AIM OF THE TASK :: You are asked to filter the data below and copy every line holding "information".

Transcript data for document pages
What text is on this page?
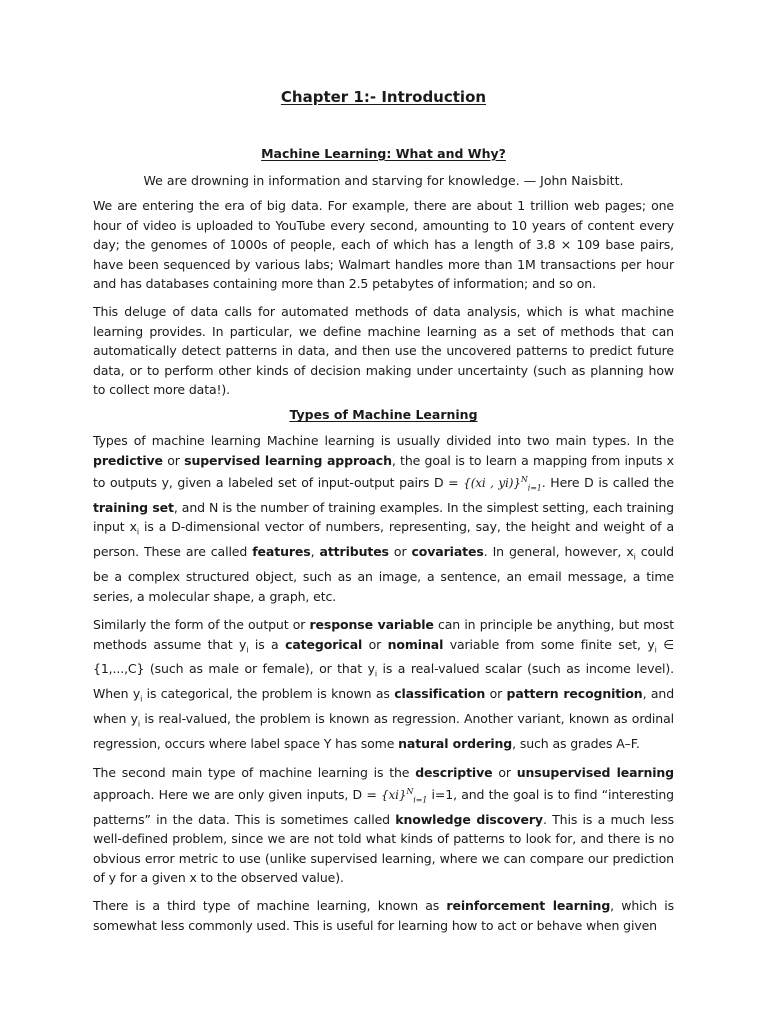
Chapter 1:- Introduction
Machine Learning: What and Why?

We are drowning in information and starving for knowledge. — John Naisbitt.

We are entering the era of big data. For example, there are about 1 trillion web pages; one hour of video is uploaded to YouTube every second, amounting to 10 years of content every day; the genomes of 1000s of people, each of which has a length of 3.8 × 109 base pairs, have been sequenced by various labs; Walmart handles more than 1M transactions per hour and has databases containing more than 2.5 petabytes of information; and so on.

This deluge of data calls for automated methods of data analysis, which is what machine learning provides. In particular, we define machine learning as a set of methods that can automatically detect patterns in data, and then use the uncovered patterns to predict future data, or to perform other kinds of decision making under uncertainty (such as planning how to collect more data!).

Types of Machine Learning

Types of machine learning Machine learning is usually divided into two main types. In the predictive or supervised learning approach, the goal is to learn a mapping from inputs x to outputs y, given a labeled set of input-output pairs D = {(xi , yi)}$^N_{i=1}$. Here D is called the training set, and N is the number of training examples. In the simplest setting, each training input $x_i$ is a D-dimensional vector of numbers, representing, say, the height and weight of a person. These are called features, attributes or covariates. In general, however, $x_i$ could be a complex structured object, such as an image, a sentence, an email message, a time series, a molecular shape, a graph, etc.

Similarly the form of the output or response variable can in principle be anything, but most methods assume that $y_i$ is a categorical or nominal variable from some finite set, $y_i$ ∈ {1,...,C} (such as male or female), or that $y_i$ is a real-valued scalar (such as income level). When $y_i$ is categorical, the problem is known as classification or pattern recognition, and when $y_i$ is real-valued, the problem is known as regression. Another variant, known as ordinal regression, occurs where label space Y has some natural ordering, such as grades A–F.

The second main type of machine learning is the descriptive or unsupervised learning approach. Here we are only given inputs, D = {xi}$^N_{i=1}$ i=1, and the goal is to find “interesting patterns” in the data. This is sometimes called knowledge discovery. This is a much less well-defined problem, since we are not told what kinds of patterns to look for, and there is no obvious error metric to use (unlike supervised learning, where we can compare our prediction of y for a given x to the observed value).

There is a third type of machine learning, known as reinforcement learning, which is somewhat less commonly used. This is useful for learning how to act or behave when given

OUTPUT BELOW ::
We are drowning in information and starving for knowledge. — John Naisbitt.
We are entering the era of big data. For example, there are about 1 trillion web pages; one hour of video is uploaded to YouTube every second, amounting to 10 years of content every day; the genomes of 1000s of people, each of which has a length of 3.8 × 109 base pairs, have been sequenced by various labs; Walmart handles more than 1M transactions per hour and has databases containing more than 2.5 petabytes of information; and so on.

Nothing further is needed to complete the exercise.